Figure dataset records
>>>
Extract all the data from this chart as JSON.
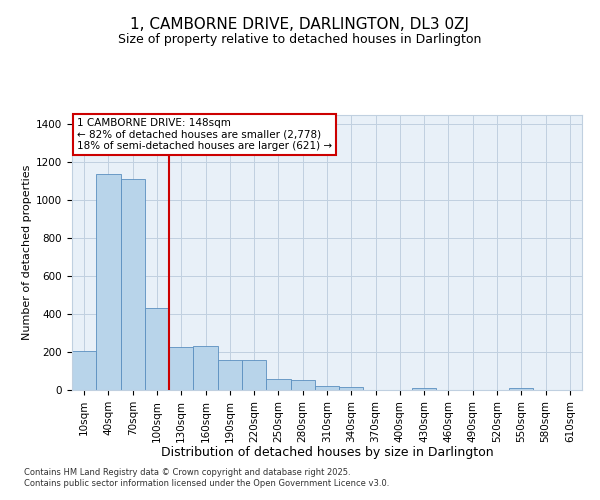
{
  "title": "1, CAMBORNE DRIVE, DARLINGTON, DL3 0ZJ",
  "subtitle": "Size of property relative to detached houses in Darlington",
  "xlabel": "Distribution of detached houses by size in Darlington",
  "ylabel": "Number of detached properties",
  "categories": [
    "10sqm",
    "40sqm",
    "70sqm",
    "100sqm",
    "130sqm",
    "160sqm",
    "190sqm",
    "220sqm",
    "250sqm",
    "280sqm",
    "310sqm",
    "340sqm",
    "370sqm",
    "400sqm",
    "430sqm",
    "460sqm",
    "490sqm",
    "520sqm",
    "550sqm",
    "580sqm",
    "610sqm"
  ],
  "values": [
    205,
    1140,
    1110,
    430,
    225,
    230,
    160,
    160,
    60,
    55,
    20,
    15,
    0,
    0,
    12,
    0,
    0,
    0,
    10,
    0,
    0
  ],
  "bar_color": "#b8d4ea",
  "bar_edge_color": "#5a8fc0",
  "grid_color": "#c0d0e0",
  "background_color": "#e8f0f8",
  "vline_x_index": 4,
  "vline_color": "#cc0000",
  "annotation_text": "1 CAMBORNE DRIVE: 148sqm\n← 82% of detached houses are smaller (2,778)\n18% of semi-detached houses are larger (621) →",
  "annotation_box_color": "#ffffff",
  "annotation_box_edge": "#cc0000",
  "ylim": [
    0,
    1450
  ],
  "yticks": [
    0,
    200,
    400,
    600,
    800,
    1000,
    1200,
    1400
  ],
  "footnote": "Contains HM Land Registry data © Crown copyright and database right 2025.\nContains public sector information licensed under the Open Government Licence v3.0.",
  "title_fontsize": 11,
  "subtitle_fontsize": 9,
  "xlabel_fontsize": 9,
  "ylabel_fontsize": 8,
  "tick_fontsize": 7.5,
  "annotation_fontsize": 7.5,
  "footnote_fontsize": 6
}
<<<
SHORT PROBLEM
Determine how many lines of the material include the string "detached". Output only that count.

THE SOLUTION
4